### [Your instructions]
Exactly repeat the material, dropping every picture from the copy.
* * *
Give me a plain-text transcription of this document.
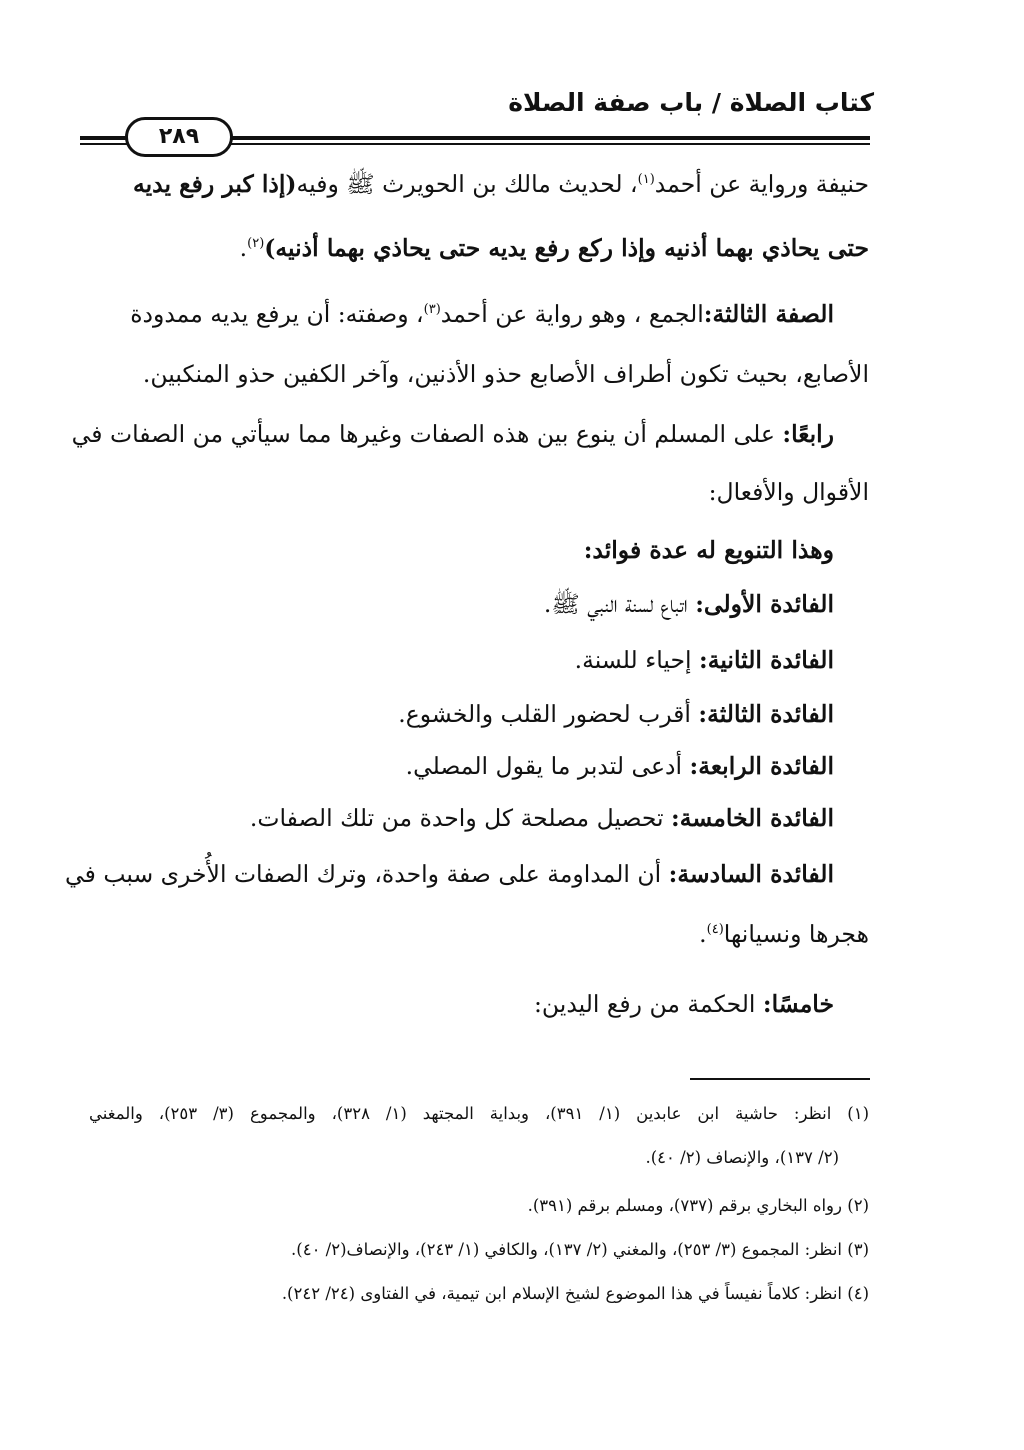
كتاب الصلاة / باب صفة الصلاة
٢٨٩
حنيفة ورواية عن أحمد$^{(١)}$، لحديث مالك بن الحويرث ﷺ وفيه(إذا كبر رفع يديه
حتى يحاذي بهما أذنيه وإذا ركع رفع يديه حتى يحاذي بهما أذنيه)$^{(٢)}$.
الصفة الثالثة:الجمع ، وهو رواية عن أحمد$^{(٣)}$، وصفته: أن يرفع يديه ممدودة
الأصابع، بحيث تكون أطراف الأصابع حذو الأذنين، وآخر الكفين حذو المنكبين.
رابعًا: على المسلم أن ينوع بين هذه الصفات وغيرها مما سيأتي من الصفات في
الأقوال والأفعال:
وهذا التنويع له عدة فوائد:
الفائدة الأولى: اتباع لسنة النبي ﷺ.
الفائدة الثانية: إحياء للسنة.
الفائدة الثالثة: أقرب لحضور القلب والخشوع.
الفائدة الرابعة: أدعى لتدبر ما يقول المصلي.
الفائدة الخامسة: تحصيل مصلحة كل واحدة من تلك الصفات.
الفائدة السادسة: أن المداومة على صفة واحدة، وترك الصفات الأُخرى سبب في
هجرها ونسيانها$^{(٤)}$.
خامسًا: الحكمة من رفع اليدين:
(١) انظر: حاشية ابن عابدين (١/ ٣٩١)، وبداية المجتهد (١/ ٣٢٨)، والمجموع (٣/ ٢٥٣)، والمغني
(٢/ ١٣٧)، والإنصاف (٢/ ٤٠).
(٢) رواه البخاري برقم (٧٣٧)، ومسلم برقم (٣٩١).
(٣) انظر: المجموع (٣/ ٢٥٣)، والمغني (٢/ ١٣٧)، والكافي (١/ ٢٤٣)، والإنصاف(٢/ ٤٠).
(٤) انظر: كلاماً نفيساً في هذا الموضوع لشيخ الإسلام ابن تيمية، في الفتاوى (٢٤/ ٢٤٢).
* * *
### [Expected answer]
Give me a plain-text transcription of this document.
كتاب الصلاة / باب صفة الصلاة
٢٨٩
حنيفة ورواية عن أحمد$^{(١)}$، لحديث مالك بن الحويرث ﷺ وفيه(إذا كبر رفع يديه
حتى يحاذي بهما أذنيه وإذا ركع رفع يديه حتى يحاذي بهما أذنيه)$^{(٢)}$.
الصفة الثالثة:الجمع ، وهو رواية عن أحمد$^{(٣)}$، وصفته: أن يرفع يديه ممدودة
الأصابع، بحيث تكون أطراف الأصابع حذو الأذنين، وآخر الكفين حذو المنكبين.
رابعًا: على المسلم أن ينوع بين هذه الصفات وغيرها مما سيأتي من الصفات في
الأقوال والأفعال:
وهذا التنويع له عدة فوائد:
الفائدة الأولى: اتباع لسنة النبي ﷺ.
الفائدة الثانية: إحياء للسنة.
الفائدة الثالثة: أقرب لحضور القلب والخشوع.
الفائدة الرابعة: أدعى لتدبر ما يقول المصلي.
الفائدة الخامسة: تحصيل مصلحة كل واحدة من تلك الصفات.
الفائدة السادسة: أن المداومة على صفة واحدة، وترك الصفات الأُخرى سبب في
هجرها ونسيانها$^{(٤)}$.
خامسًا: الحكمة من رفع اليدين:
(١) انظر: حاشية ابن عابدين (١/ ٣٩١)، وبداية المجتهد (١/ ٣٢٨)، والمجموع (٣/ ٢٥٣)، والمغني
(٢/ ١٣٧)، والإنصاف (٢/ ٤٠).
(٢) رواه البخاري برقم (٧٣٧)، ومسلم برقم (٣٩١).
(٣) انظر: المجموع (٣/ ٢٥٣)، والمغني (٢/ ١٣٧)، والكافي (١/ ٢٤٣)، والإنصاف(٢/ ٤٠).
(٤) انظر: كلاماً نفيساً في هذا الموضوع لشيخ الإسلام ابن تيمية، في الفتاوى (٢٤/ ٢٤٢).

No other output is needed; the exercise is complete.